Problem to solve: Write out each line exactly as it stands, please.

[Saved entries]
** start **

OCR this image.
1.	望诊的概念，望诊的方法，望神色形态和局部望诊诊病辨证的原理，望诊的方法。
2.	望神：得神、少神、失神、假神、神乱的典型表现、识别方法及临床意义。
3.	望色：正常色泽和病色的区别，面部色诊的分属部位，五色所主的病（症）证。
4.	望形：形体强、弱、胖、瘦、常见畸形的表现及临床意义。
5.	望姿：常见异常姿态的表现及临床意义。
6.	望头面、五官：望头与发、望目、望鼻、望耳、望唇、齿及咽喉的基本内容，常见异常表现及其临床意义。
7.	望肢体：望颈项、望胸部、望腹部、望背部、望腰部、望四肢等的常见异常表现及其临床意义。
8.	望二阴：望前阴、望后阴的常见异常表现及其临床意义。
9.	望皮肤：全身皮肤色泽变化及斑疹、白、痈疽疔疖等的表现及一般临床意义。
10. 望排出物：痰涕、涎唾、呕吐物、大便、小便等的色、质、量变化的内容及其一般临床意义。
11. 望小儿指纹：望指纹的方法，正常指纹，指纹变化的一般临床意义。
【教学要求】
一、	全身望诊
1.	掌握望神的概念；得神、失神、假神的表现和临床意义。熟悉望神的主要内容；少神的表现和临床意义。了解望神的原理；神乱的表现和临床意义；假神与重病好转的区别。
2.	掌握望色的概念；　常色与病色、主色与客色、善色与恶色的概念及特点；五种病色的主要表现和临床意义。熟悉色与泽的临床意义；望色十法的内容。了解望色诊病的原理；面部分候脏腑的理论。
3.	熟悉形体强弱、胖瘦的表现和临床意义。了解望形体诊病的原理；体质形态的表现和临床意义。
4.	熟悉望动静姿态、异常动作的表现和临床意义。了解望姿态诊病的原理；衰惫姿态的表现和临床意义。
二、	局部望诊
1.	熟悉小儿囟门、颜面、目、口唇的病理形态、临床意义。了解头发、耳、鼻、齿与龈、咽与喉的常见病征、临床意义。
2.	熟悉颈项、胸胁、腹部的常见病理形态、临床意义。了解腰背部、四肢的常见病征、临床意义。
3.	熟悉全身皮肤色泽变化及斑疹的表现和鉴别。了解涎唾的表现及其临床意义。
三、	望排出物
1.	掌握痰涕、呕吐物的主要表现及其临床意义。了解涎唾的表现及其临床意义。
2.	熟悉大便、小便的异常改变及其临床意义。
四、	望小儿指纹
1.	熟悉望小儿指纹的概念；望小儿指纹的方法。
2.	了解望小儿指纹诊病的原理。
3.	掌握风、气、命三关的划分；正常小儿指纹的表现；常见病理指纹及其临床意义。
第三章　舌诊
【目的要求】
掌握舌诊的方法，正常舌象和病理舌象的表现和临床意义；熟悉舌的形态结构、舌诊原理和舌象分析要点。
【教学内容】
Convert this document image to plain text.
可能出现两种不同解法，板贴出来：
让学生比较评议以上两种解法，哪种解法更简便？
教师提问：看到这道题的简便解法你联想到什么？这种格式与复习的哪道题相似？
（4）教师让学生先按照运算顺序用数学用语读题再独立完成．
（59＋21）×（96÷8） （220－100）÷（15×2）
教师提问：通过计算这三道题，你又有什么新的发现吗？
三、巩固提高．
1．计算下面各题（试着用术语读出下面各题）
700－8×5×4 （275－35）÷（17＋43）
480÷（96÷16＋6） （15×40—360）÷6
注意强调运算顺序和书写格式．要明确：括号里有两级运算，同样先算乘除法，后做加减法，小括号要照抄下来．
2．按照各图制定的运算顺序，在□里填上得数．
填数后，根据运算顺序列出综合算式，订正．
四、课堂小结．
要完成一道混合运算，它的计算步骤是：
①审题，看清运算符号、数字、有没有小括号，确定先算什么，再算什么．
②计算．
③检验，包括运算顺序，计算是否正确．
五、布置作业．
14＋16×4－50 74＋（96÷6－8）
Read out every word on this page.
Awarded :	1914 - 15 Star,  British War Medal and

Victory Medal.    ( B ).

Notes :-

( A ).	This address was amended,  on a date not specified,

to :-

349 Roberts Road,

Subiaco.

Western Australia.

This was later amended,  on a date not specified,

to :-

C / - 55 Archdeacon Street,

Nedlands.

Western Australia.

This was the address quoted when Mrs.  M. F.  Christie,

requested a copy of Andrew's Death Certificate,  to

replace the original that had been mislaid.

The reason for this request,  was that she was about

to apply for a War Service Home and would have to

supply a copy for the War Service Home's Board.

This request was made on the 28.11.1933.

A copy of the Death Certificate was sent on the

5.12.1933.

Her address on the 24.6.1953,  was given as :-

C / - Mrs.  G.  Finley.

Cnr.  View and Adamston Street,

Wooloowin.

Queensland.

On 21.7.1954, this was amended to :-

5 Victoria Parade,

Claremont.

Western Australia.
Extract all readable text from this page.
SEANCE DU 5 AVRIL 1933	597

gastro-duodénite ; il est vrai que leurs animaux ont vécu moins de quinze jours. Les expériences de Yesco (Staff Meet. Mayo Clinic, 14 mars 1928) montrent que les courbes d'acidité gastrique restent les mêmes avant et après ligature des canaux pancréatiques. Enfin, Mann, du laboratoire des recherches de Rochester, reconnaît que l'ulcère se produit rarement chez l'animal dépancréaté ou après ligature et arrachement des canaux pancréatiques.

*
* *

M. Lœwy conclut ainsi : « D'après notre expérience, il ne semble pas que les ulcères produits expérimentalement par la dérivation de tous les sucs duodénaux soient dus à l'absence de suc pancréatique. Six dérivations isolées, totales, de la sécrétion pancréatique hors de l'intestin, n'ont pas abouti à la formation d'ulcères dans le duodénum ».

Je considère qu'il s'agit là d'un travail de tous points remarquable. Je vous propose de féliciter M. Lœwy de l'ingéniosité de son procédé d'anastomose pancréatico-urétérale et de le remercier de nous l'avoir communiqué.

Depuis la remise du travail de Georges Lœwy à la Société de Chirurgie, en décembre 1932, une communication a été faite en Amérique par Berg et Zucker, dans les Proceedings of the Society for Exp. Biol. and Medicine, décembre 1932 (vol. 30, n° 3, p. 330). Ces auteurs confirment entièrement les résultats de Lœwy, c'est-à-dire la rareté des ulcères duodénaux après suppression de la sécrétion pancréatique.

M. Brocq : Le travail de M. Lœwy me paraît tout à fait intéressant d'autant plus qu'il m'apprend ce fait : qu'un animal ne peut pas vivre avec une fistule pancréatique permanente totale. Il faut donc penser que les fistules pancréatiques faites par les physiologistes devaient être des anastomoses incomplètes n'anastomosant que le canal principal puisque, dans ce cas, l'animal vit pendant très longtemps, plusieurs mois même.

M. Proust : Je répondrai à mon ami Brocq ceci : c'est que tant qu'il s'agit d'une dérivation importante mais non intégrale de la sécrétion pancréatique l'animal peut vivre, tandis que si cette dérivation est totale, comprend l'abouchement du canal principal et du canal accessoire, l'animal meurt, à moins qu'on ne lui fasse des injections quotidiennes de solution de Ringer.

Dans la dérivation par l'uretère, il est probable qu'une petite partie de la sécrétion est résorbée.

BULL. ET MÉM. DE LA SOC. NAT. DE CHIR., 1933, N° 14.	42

** end **

Written response:
OCR this image.
1.	望诊的概念，望诊的方法，望神色形态和局部望诊诊病辨证的原理，望诊的方法。
2.	望神：得神、少神、失神、假神、神乱的典型表现、识别方法及临床意义。
3.	望色：正常色泽和病色的区别，面部色诊的分属部位，五色所主的病（症）证。
4.	望形：形体强、弱、胖、瘦、常见畸形的表现及临床意义。
5.	望姿：常见异常姿态的表现及临床意义。
6.	望头面、五官：望头与发、望目、望鼻、望耳、望唇、齿及咽喉的基本内容，常见异常表现及其临床意义。
7.	望肢体：望颈项、望胸部、望腹部、望背部、望腰部、望四肢等的常见异常表现及其临床意义。
8.	望二阴：望前阴、望后阴的常见异常表现及其临床意义。
9.	望皮肤：全身皮肤色泽变化及斑疹、白、痈疽疔疖等的表现及一般临床意义。
10. 望排出物：痰涕、涎唾、呕吐物、大便、小便等的色、质、量变化的内容及其一般临床意义。
11. 望小儿指纹：望指纹的方法，正常指纹，指纹变化的一般临床意义。
【教学要求】
一、	全身望诊
1.	掌握望神的概念；得神、失神、假神的表现和临床意义。熟悉望神的主要内容；少神的表现和临床意义。了解望神的原理；神乱的表现和临床意义；假神与重病好转的区别。
2.	掌握望色的概念；　常色与病色、主色与客色、善色与恶色的概念及特点；五种病色的主要表现和临床意义。熟悉色与泽的临床意义；望色十法的内容。了解望色诊病的原理；面部分候脏腑的理论。
3.	熟悉形体强弱、胖瘦的表现和临床意义。了解望形体诊病的原理；体质形态的表现和临床意义。
4.	熟悉望动静姿态、异常动作的表现和临床意义。了解望姿态诊病的原理；衰惫姿态的表现和临床意义。
二、	局部望诊
1.	熟悉小儿囟门、颜面、目、口唇的病理形态、临床意义。了解头发、耳、鼻、齿与龈、咽与喉的常见病征、临床意义。
2.	熟悉颈项、胸胁、腹部的常见病理形态、临床意义。了解腰背部、四肢的常见病征、临床意义。
3.	熟悉全身皮肤色泽变化及斑疹的表现和鉴别。了解涎唾的表现及其临床意义。
三、	望排出物
1.	掌握痰涕、呕吐物的主要表现及其临床意义。了解涎唾的表现及其临床意义。
2.	熟悉大便、小便的异常改变及其临床意义。
四、	望小儿指纹
1.	熟悉望小儿指纹的概念；望小儿指纹的方法。
2.	了解望小儿指纹诊病的原理。
3.	掌握风、气、命三关的划分；正常小儿指纹的表现；常见病理指纹及其临床意义。
第三章　舌诊
【目的要求】
掌握舌诊的方法，正常舌象和病理舌象的表现和临床意义；熟悉舌的形态结构、舌诊原理和舌象分析要点。
【教学内容】
Convert this document image to plain text.
可能出现两种不同解法，板贴出来：
让学生比较评议以上两种解法，哪种解法更简便？
教师提问：看到这道题的简便解法你联想到什么？这种格式与复习的哪道题相似？
（4）教师让学生先按照运算顺序用数学用语读题再独立完成．
（59＋21）×（96÷8） （220－100）÷（15×2）
教师提问：通过计算这三道题，你又有什么新的发现吗？
三、巩固提高．
1．计算下面各题（试着用术语读出下面各题）
700－8×5×4 （275－35）÷（17＋43）
480÷（96÷16＋6） （15×40—360）÷6
注意强调运算顺序和书写格式．要明确：括号里有两级运算，同样先算乘除法，后做加减法，小括号要照抄下来．
2．按照各图制定的运算顺序，在□里填上得数．
填数后，根据运算顺序列出综合算式，订正．
四、课堂小结．
要完成一道混合运算，它的计算步骤是：
①审题，看清运算符号、数字、有没有小括号，确定先算什么，再算什么．
②计算．
③检验，包括运算顺序，计算是否正确．
五、布置作业．
14＋16×4－50 74＋（96÷6－8）
Read out every word on this page.
Awarded :	1914 - 15 Star,  British War Medal and

Victory Medal.    ( B ).

Notes :-

( A ).	This address was amended,  on a date not specified,

to :-

349 Roberts Road,

Subiaco.

Western Australia.

This was later amended,  on a date not specified,

to :-

C / - 55 Archdeacon Street,

Nedlands.

Western Australia.

This was the address quoted when Mrs.  M. F.  Christie,

requested a copy of Andrew's Death Certificate,  to

replace the original that had been mislaid.

The reason for this request,  was that she was about

to apply for a War Service Home and would have to

supply a copy for the War Service Home's Board.

This request was made on the 28.11.1933.

A copy of the Death Certificate was sent on the

5.12.1933.

Her address on the 24.6.1953,  was given as :-

C / - Mrs.  G.  Finley.

Cnr.  View and Adamston Street,

Wooloowin.

Queensland.

On 21.7.1954, this was amended to :-

5 Victoria Parade,

Claremont.

Western Australia.
Extract all readable text from this page.
SEANCE DU 5 AVRIL 1933	597

gastro-duodénite ; il est vrai que leurs animaux ont vécu moins de quinze jours. Les expériences de Yesco (Staff Meet. Mayo Clinic, 14 mars 1928) montrent que les courbes d'acidité gastrique restent les mêmes avant et après ligature des canaux pancréatiques. Enfin, Mann, du laboratoire des recherches de Rochester, reconnaît que l'ulcère se produit rarement chez l'animal dépancréaté ou après ligature et arrachement des canaux pancréatiques.

*
* *

M. Lœwy conclut ainsi : « D'après notre expérience, il ne semble pas que les ulcères produits expérimentalement par la dérivation de tous les sucs duodénaux soient dus à l'absence de suc pancréatique. Six dérivations isolées, totales, de la sécrétion pancréatique hors de l'intestin, n'ont pas abouti à la formation d'ulcères dans le duodénum ».

Je considère qu'il s'agit là d'un travail de tous points remarquable. Je vous propose de féliciter M. Lœwy de l'ingéniosité de son procédé d'anastomose pancréatico-urétérale et de le remercier de nous l'avoir communiqué.

Depuis la remise du travail de Georges Lœwy à la Société de Chirurgie, en décembre 1932, une communication a été faite en Amérique par Berg et Zucker, dans les Proceedings of the Society for Exp. Biol. and Medicine, décembre 1932 (vol. 30, n° 3, p. 330). Ces auteurs confirment entièrement les résultats de Lœwy, c'est-à-dire la rareté des ulcères duodénaux après suppression de la sécrétion pancréatique.

M. Brocq : Le travail de M. Lœwy me paraît tout à fait intéressant d'autant plus qu'il m'apprend ce fait : qu'un animal ne peut pas vivre avec une fistule pancréatique permanente totale. Il faut donc penser que les fistules pancréatiques faites par les physiologistes devaient être des anastomoses incomplètes n'anastomosant que le canal principal puisque, dans ce cas, l'animal vit pendant très longtemps, plusieurs mois même.

M. Proust : Je répondrai à mon ami Brocq ceci : c'est que tant qu'il s'agit d'une dérivation importante mais non intégrale de la sécrétion pancréatique l'animal peut vivre, tandis que si cette dérivation est totale, comprend l'abouchement du canal principal et du canal accessoire, l'animal meurt, à moins qu'on ne lui fasse des injections quotidiennes de solution de Ringer.

Dans la dérivation par l'uretère, il est probable qu'une petite partie de la sécrétion est résorbée.

BULL. ET MÉM. DE LA SOC. NAT. DE CHIR., 1933, N° 14.	42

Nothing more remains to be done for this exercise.